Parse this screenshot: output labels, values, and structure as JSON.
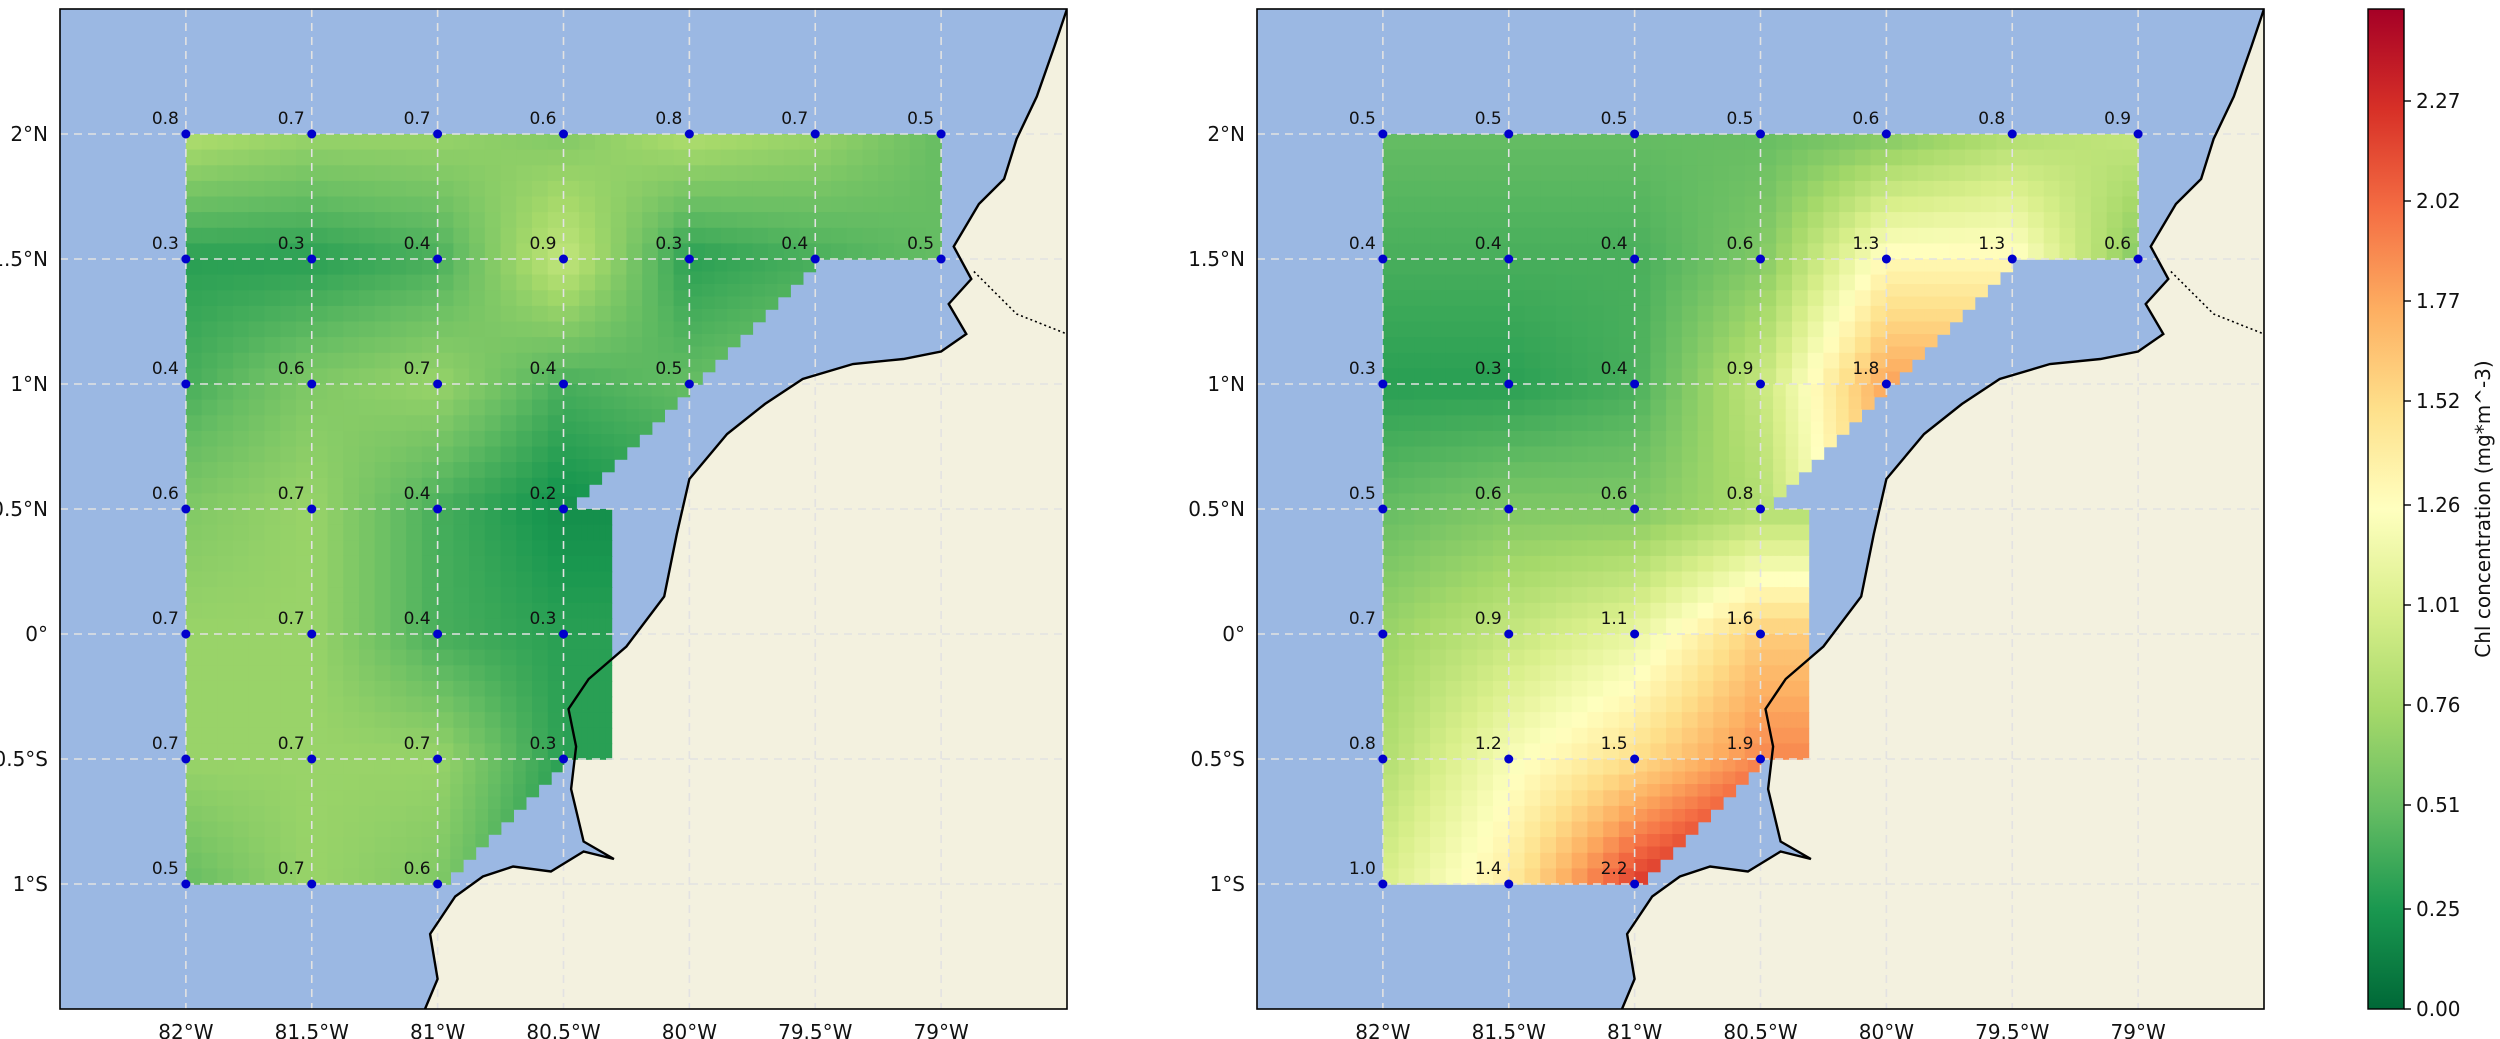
{
  "maps": {
    "lon_ticks": [
      {
        "value": -82,
        "label": "82°W"
      },
      {
        "value": -81.5,
        "label": "81.5°W"
      },
      {
        "value": -81,
        "label": "81°W"
      },
      {
        "value": -80.5,
        "label": "80.5°W"
      },
      {
        "value": -80,
        "label": "80°W"
      },
      {
        "value": -79.5,
        "label": "79.5°W"
      },
      {
        "value": -79,
        "label": "79°W"
      }
    ],
    "lat_ticks": [
      {
        "value": 2,
        "label": "2°N"
      },
      {
        "value": 1.5,
        "label": "1.5°N"
      },
      {
        "value": 1,
        "label": "1°N"
      },
      {
        "value": 0.5,
        "label": "0.5°N"
      },
      {
        "value": 0,
        "label": "0°"
      },
      {
        "value": -0.5,
        "label": "0.5°S"
      },
      {
        "value": -1,
        "label": "1°S"
      }
    ],
    "extent": {
      "lon_min": -82.5,
      "lon_max": -78.5,
      "lat_min": -1.5,
      "lat_max": 2.5
    },
    "panels": [
      {
        "name": "left",
        "stations": [
          {
            "lon": -82,
            "lat": 2,
            "value": "0.8"
          },
          {
            "lon": -81.5,
            "lat": 2,
            "value": "0.7"
          },
          {
            "lon": -81,
            "lat": 2,
            "value": "0.7"
          },
          {
            "lon": -80.5,
            "lat": 2,
            "value": "0.6"
          },
          {
            "lon": -80,
            "lat": 2,
            "value": "0.8"
          },
          {
            "lon": -79.5,
            "lat": 2,
            "value": "0.7"
          },
          {
            "lon": -79,
            "lat": 2,
            "value": "0.5"
          },
          {
            "lon": -82,
            "lat": 1.5,
            "value": "0.3"
          },
          {
            "lon": -81.5,
            "lat": 1.5,
            "value": "0.3"
          },
          {
            "lon": -81,
            "lat": 1.5,
            "value": "0.4"
          },
          {
            "lon": -80.5,
            "lat": 1.5,
            "value": "0.9"
          },
          {
            "lon": -80,
            "lat": 1.5,
            "value": "0.3"
          },
          {
            "lon": -79.5,
            "lat": 1.5,
            "value": "0.4"
          },
          {
            "lon": -79,
            "lat": 1.5,
            "value": "0.5"
          },
          {
            "lon": -82,
            "lat": 1,
            "value": "0.4"
          },
          {
            "lon": -81.5,
            "lat": 1,
            "value": "0.6"
          },
          {
            "lon": -81,
            "lat": 1,
            "value": "0.7"
          },
          {
            "lon": -80.5,
            "lat": 1,
            "value": "0.4"
          },
          {
            "lon": -80,
            "lat": 1,
            "value": "0.5"
          },
          {
            "lon": -82,
            "lat": 0.5,
            "value": "0.6"
          },
          {
            "lon": -81.5,
            "lat": 0.5,
            "value": "0.7"
          },
          {
            "lon": -81,
            "lat": 0.5,
            "value": "0.4"
          },
          {
            "lon": -80.5,
            "lat": 0.5,
            "value": "0.2"
          },
          {
            "lon": -82,
            "lat": 0,
            "value": "0.7"
          },
          {
            "lon": -81.5,
            "lat": 0,
            "value": "0.7"
          },
          {
            "lon": -81,
            "lat": 0,
            "value": "0.4"
          },
          {
            "lon": -80.5,
            "lat": 0,
            "value": "0.3"
          },
          {
            "lon": -82,
            "lat": -0.5,
            "value": "0.7"
          },
          {
            "lon": -81.5,
            "lat": -0.5,
            "value": "0.7"
          },
          {
            "lon": -81,
            "lat": -0.5,
            "value": "0.7"
          },
          {
            "lon": -80.5,
            "lat": -0.5,
            "value": "0.3"
          },
          {
            "lon": -82,
            "lat": -1,
            "value": "0.5"
          },
          {
            "lon": -81.5,
            "lat": -1,
            "value": "0.7"
          },
          {
            "lon": -81,
            "lat": -1,
            "value": "0.6"
          }
        ]
      },
      {
        "name": "right",
        "stations": [
          {
            "lon": -82,
            "lat": 2,
            "value": "0.5"
          },
          {
            "lon": -81.5,
            "lat": 2,
            "value": "0.5"
          },
          {
            "lon": -81,
            "lat": 2,
            "value": "0.5"
          },
          {
            "lon": -80.5,
            "lat": 2,
            "value": "0.5"
          },
          {
            "lon": -80,
            "lat": 2,
            "value": "0.6"
          },
          {
            "lon": -79.5,
            "lat": 2,
            "value": "0.8"
          },
          {
            "lon": -79,
            "lat": 2,
            "value": "0.9"
          },
          {
            "lon": -82,
            "lat": 1.5,
            "value": "0.4"
          },
          {
            "lon": -81.5,
            "lat": 1.5,
            "value": "0.4"
          },
          {
            "lon": -81,
            "lat": 1.5,
            "value": "0.4"
          },
          {
            "lon": -80.5,
            "lat": 1.5,
            "value": "0.6"
          },
          {
            "lon": -80,
            "lat": 1.5,
            "value": "1.3"
          },
          {
            "lon": -79.5,
            "lat": 1.5,
            "value": "1.3"
          },
          {
            "lon": -79,
            "lat": 1.5,
            "value": "0.6"
          },
          {
            "lon": -82,
            "lat": 1,
            "value": "0.3"
          },
          {
            "lon": -81.5,
            "lat": 1,
            "value": "0.3"
          },
          {
            "lon": -81,
            "lat": 1,
            "value": "0.4"
          },
          {
            "lon": -80.5,
            "lat": 1,
            "value": "0.9"
          },
          {
            "lon": -80,
            "lat": 1,
            "value": "1.8"
          },
          {
            "lon": -82,
            "lat": 0.5,
            "value": "0.5"
          },
          {
            "lon": -81.5,
            "lat": 0.5,
            "value": "0.6"
          },
          {
            "lon": -81,
            "lat": 0.5,
            "value": "0.6"
          },
          {
            "lon": -80.5,
            "lat": 0.5,
            "value": "0.8"
          },
          {
            "lon": -82,
            "lat": 0,
            "value": "0.7"
          },
          {
            "lon": -81.5,
            "lat": 0,
            "value": "0.9"
          },
          {
            "lon": -81,
            "lat": 0,
            "value": "1.1"
          },
          {
            "lon": -80.5,
            "lat": 0,
            "value": "1.6"
          },
          {
            "lon": -82,
            "lat": -0.5,
            "value": "0.8"
          },
          {
            "lon": -81.5,
            "lat": -0.5,
            "value": "1.2"
          },
          {
            "lon": -81,
            "lat": -0.5,
            "value": "1.5"
          },
          {
            "lon": -80.5,
            "lat": -0.5,
            "value": "1.9"
          },
          {
            "lon": -82,
            "lat": -1,
            "value": "1.0"
          },
          {
            "lon": -81.5,
            "lat": -1,
            "value": "1.4"
          },
          {
            "lon": -81,
            "lat": -1,
            "value": "2.2"
          }
        ]
      }
    ]
  },
  "colorbar": {
    "label": "Chl concentration (mg*m^-3)",
    "min": 0.0,
    "max": 2.5,
    "ticks": [
      {
        "value": 0.0,
        "label": "0.00"
      },
      {
        "value": 0.25,
        "label": "0.25"
      },
      {
        "value": 0.51,
        "label": "0.51"
      },
      {
        "value": 0.76,
        "label": "0.76"
      },
      {
        "value": 1.01,
        "label": "1.01"
      },
      {
        "value": 1.26,
        "label": "1.26"
      },
      {
        "value": 1.52,
        "label": "1.52"
      },
      {
        "value": 1.77,
        "label": "1.77"
      },
      {
        "value": 2.02,
        "label": "2.02"
      },
      {
        "value": 2.27,
        "label": "2.27"
      }
    ],
    "colormap": [
      "#006837",
      "#1a9850",
      "#66bd63",
      "#a6d96a",
      "#d9ef8b",
      "#ffffbf",
      "#fee08b",
      "#fdae61",
      "#f46d43",
      "#d73027",
      "#a50026"
    ]
  },
  "colors": {
    "ocean": "#9bb8e3",
    "land": "#f3f1df",
    "station_marker": "#0000cc",
    "grid": "#e2e2e2"
  }
}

------------------------------

_WORK TO BE COMPLETED_
In your copy of the listing above, reproduce each line exactly and omit all pictures.

_TASK RESULT_
Parse this screenshot: output labels, values, and structure as JSON.
{
  "maps": {
    "lon_ticks": [
      {
        "value": -82,
        "label": "82°W"
      },
      {
        "value": -81.5,
        "label": "81.5°W"
      },
      {
        "value": -81,
        "label": "81°W"
      },
      {
        "value": -80.5,
        "label": "80.5°W"
      },
      {
        "value": -80,
        "label": "80°W"
      },
      {
        "value": -79.5,
        "label": "79.5°W"
      },
      {
        "value": -79,
        "label": "79°W"
      }
    ],
    "lat_ticks": [
      {
        "value": 2,
        "label": "2°N"
      },
      {
        "value": 1.5,
        "label": "1.5°N"
      },
      {
        "value": 1,
        "label": "1°N"
      },
      {
        "value": 0.5,
        "label": "0.5°N"
      },
      {
        "value": 0,
        "label": "0°"
      },
      {
        "value": -0.5,
        "label": "0.5°S"
      },
      {
        "value": -1,
        "label": "1°S"
      }
    ],
    "extent": {
      "lon_min": -82.5,
      "lon_max": -78.5,
      "lat_min": -1.5,
      "lat_max": 2.5
    },
    "panels": [
      {
        "name": "left",
        "stations": [
          {
            "lon": -82,
            "lat": 2,
            "value": "0.8"
          },
          {
            "lon": -81.5,
            "lat": 2,
            "value": "0.7"
          },
          {
            "lon": -81,
            "lat": 2,
            "value": "0.7"
          },
          {
            "lon": -80.5,
            "lat": 2,
            "value": "0.6"
          },
          {
            "lon": -80,
            "lat": 2,
            "value": "0.8"
          },
          {
            "lon": -79.5,
            "lat": 2,
            "value": "0.7"
          },
          {
            "lon": -79,
            "lat": 2,
            "value": "0.5"
          },
          {
            "lon": -82,
            "lat": 1.5,
            "value": "0.3"
          },
          {
            "lon": -81.5,
            "lat": 1.5,
            "value": "0.3"
          },
          {
            "lon": -81,
            "lat": 1.5,
            "value": "0.4"
          },
          {
            "lon": -80.5,
            "lat": 1.5,
            "value": "0.9"
          },
          {
            "lon": -80,
            "lat": 1.5,
            "value": "0.3"
          },
          {
            "lon": -79.5,
            "lat": 1.5,
            "value": "0.4"
          },
          {
            "lon": -79,
            "lat": 1.5,
            "value": "0.5"
          },
          {
            "lon": -82,
            "lat": 1,
            "value": "0.4"
          },
          {
            "lon": -81.5,
            "lat": 1,
            "value": "0.6"
          },
          {
            "lon": -81,
            "lat": 1,
            "value": "0.7"
          },
          {
            "lon": -80.5,
            "lat": 1,
            "value": "0.4"
          },
          {
            "lon": -80,
            "lat": 1,
            "value": "0.5"
          },
          {
            "lon": -82,
            "lat": 0.5,
            "value": "0.6"
          },
          {
            "lon": -81.5,
            "lat": 0.5,
            "value": "0.7"
          },
          {
            "lon": -81,
            "lat": 0.5,
            "value": "0.4"
          },
          {
            "lon": -80.5,
            "lat": 0.5,
            "value": "0.2"
          },
          {
            "lon": -82,
            "lat": 0,
            "value": "0.7"
          },
          {
            "lon": -81.5,
            "lat": 0,
            "value": "0.7"
          },
          {
            "lon": -81,
            "lat": 0,
            "value": "0.4"
          },
          {
            "lon": -80.5,
            "lat": 0,
            "value": "0.3"
          },
          {
            "lon": -82,
            "lat": -0.5,
            "value": "0.7"
          },
          {
            "lon": -81.5,
            "lat": -0.5,
            "value": "0.7"
          },
          {
            "lon": -81,
            "lat": -0.5,
            "value": "0.7"
          },
          {
            "lon": -80.5,
            "lat": -0.5,
            "value": "0.3"
          },
          {
            "lon": -82,
            "lat": -1,
            "value": "0.5"
          },
          {
            "lon": -81.5,
            "lat": -1,
            "value": "0.7"
          },
          {
            "lon": -81,
            "lat": -1,
            "value": "0.6"
          }
        ]
      },
      {
        "name": "right",
        "stations": [
          {
            "lon": -82,
            "lat": 2,
            "value": "0.5"
          },
          {
            "lon": -81.5,
            "lat": 2,
            "value": "0.5"
          },
          {
            "lon": -81,
            "lat": 2,
            "value": "0.5"
          },
          {
            "lon": -80.5,
            "lat": 2,
            "value": "0.5"
          },
          {
            "lon": -80,
            "lat": 2,
            "value": "0.6"
          },
          {
            "lon": -79.5,
            "lat": 2,
            "value": "0.8"
          },
          {
            "lon": -79,
            "lat": 2,
            "value": "0.9"
          },
          {
            "lon": -82,
            "lat": 1.5,
            "value": "0.4"
          },
          {
            "lon": -81.5,
            "lat": 1.5,
            "value": "0.4"
          },
          {
            "lon": -81,
            "lat": 1.5,
            "value": "0.4"
          },
          {
            "lon": -80.5,
            "lat": 1.5,
            "value": "0.6"
          },
          {
            "lon": -80,
            "lat": 1.5,
            "value": "1.3"
          },
          {
            "lon": -79.5,
            "lat": 1.5,
            "value": "1.3"
          },
          {
            "lon": -79,
            "lat": 1.5,
            "value": "0.6"
          },
          {
            "lon": -82,
            "lat": 1,
            "value": "0.3"
          },
          {
            "lon": -81.5,
            "lat": 1,
            "value": "0.3"
          },
          {
            "lon": -81,
            "lat": 1,
            "value": "0.4"
          },
          {
            "lon": -80.5,
            "lat": 1,
            "value": "0.9"
          },
          {
            "lon": -80,
            "lat": 1,
            "value": "1.8"
          },
          {
            "lon": -82,
            "lat": 0.5,
            "value": "0.5"
          },
          {
            "lon": -81.5,
            "lat": 0.5,
            "value": "0.6"
          },
          {
            "lon": -81,
            "lat": 0.5,
            "value": "0.6"
          },
          {
            "lon": -80.5,
            "lat": 0.5,
            "value": "0.8"
          },
          {
            "lon": -82,
            "lat": 0,
            "value": "0.7"
          },
          {
            "lon": -81.5,
            "lat": 0,
            "value": "0.9"
          },
          {
            "lon": -81,
            "lat": 0,
            "value": "1.1"
          },
          {
            "lon": -80.5,
            "lat": 0,
            "value": "1.6"
          },
          {
            "lon": -82,
            "lat": -0.5,
            "value": "0.8"
          },
          {
            "lon": -81.5,
            "lat": -0.5,
            "value": "1.2"
          },
          {
            "lon": -81,
            "lat": -0.5,
            "value": "1.5"
          },
          {
            "lon": -80.5,
            "lat": -0.5,
            "value": "1.9"
          },
          {
            "lon": -82,
            "lat": -1,
            "value": "1.0"
          },
          {
            "lon": -81.5,
            "lat": -1,
            "value": "1.4"
          },
          {
            "lon": -81,
            "lat": -1,
            "value": "2.2"
          }
        ]
      }
    ]
  },
  "colorbar": {
    "label": "Chl concentration (mg*m^-3)",
    "min": 0.0,
    "max": 2.5,
    "ticks": [
      {
        "value": 0.0,
        "label": "0.00"
      },
      {
        "value": 0.25,
        "label": "0.25"
      },
      {
        "value": 0.51,
        "label": "0.51"
      },
      {
        "value": 0.76,
        "label": "0.76"
      },
      {
        "value": 1.01,
        "label": "1.01"
      },
      {
        "value": 1.26,
        "label": "1.26"
      },
      {
        "value": 1.52,
        "label": "1.52"
      },
      {
        "value": 1.77,
        "label": "1.77"
      },
      {
        "value": 2.02,
        "label": "2.02"
      },
      {
        "value": 2.27,
        "label": "2.27"
      }
    ],
    "colormap": [
      "#006837",
      "#1a9850",
      "#66bd63",
      "#a6d96a",
      "#d9ef8b",
      "#ffffbf",
      "#fee08b",
      "#fdae61",
      "#f46d43",
      "#d73027",
      "#a50026"
    ]
  },
  "colors": {
    "ocean": "#9bb8e3",
    "land": "#f3f1df",
    "station_marker": "#0000cc",
    "grid": "#e2e2e2"
  }
}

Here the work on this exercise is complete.